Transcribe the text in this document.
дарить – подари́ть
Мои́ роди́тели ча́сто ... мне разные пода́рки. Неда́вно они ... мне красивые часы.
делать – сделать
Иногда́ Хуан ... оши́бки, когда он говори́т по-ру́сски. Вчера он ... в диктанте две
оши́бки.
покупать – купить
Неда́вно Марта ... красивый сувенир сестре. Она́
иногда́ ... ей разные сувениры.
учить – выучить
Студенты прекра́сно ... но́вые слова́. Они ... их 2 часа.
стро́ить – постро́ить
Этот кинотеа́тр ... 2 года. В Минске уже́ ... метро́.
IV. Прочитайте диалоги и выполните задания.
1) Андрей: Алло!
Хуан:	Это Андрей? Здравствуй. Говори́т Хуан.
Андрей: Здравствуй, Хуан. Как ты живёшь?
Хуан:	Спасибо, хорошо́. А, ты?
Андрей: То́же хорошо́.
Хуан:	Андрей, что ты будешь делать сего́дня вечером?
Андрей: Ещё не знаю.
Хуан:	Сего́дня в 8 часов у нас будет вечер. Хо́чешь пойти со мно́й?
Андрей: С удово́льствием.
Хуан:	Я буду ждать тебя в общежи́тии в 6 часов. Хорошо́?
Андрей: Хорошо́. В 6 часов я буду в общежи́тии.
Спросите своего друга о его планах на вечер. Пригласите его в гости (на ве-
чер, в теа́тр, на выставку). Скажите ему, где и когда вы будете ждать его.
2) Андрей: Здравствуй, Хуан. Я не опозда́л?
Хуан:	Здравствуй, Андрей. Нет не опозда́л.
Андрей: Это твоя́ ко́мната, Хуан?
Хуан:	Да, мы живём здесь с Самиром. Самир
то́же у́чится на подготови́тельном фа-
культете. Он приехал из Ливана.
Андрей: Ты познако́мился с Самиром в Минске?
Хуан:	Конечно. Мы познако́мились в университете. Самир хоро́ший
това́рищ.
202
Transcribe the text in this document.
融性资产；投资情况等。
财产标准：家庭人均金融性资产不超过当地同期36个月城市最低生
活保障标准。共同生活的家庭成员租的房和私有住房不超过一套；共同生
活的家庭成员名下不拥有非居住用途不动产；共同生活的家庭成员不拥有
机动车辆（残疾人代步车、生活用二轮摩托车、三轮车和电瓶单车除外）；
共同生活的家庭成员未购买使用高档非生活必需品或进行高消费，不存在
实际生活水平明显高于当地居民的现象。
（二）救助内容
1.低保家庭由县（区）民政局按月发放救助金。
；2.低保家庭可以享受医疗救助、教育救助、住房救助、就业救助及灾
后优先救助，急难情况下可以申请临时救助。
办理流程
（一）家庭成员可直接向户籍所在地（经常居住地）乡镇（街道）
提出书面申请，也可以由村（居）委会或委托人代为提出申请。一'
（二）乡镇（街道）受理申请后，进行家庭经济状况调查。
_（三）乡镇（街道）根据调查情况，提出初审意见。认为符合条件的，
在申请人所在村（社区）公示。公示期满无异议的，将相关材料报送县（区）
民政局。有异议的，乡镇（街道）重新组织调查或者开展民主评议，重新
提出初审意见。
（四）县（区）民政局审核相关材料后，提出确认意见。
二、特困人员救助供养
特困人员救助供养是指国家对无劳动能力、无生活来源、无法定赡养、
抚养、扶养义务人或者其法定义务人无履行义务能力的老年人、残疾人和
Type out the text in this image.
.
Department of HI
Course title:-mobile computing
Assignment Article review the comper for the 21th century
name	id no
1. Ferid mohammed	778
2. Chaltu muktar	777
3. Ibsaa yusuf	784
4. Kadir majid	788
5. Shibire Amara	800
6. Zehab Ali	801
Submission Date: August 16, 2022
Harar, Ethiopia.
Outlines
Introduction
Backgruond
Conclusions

* _Objective_
Look above for the line containing "Type out the text in this image.", then transcribe it and all lines after it through the last, exactly and with nothing else.

* _In response_
Type out the text in this image.
.
Department of HI
Course title:-mobile computing
Assignment Article review the comper for the 21th century
name	id no
1. Ferid mohammed	778
2. Chaltu muktar	777
3. Ibsaa yusuf	784
4. Kadir majid	788
5. Shibire Amara	800
6. Zehab Ali	801
Submission Date: August 16, 2022
Harar, Ethiopia.
Outlines
Introduction
Backgruond
Conclusions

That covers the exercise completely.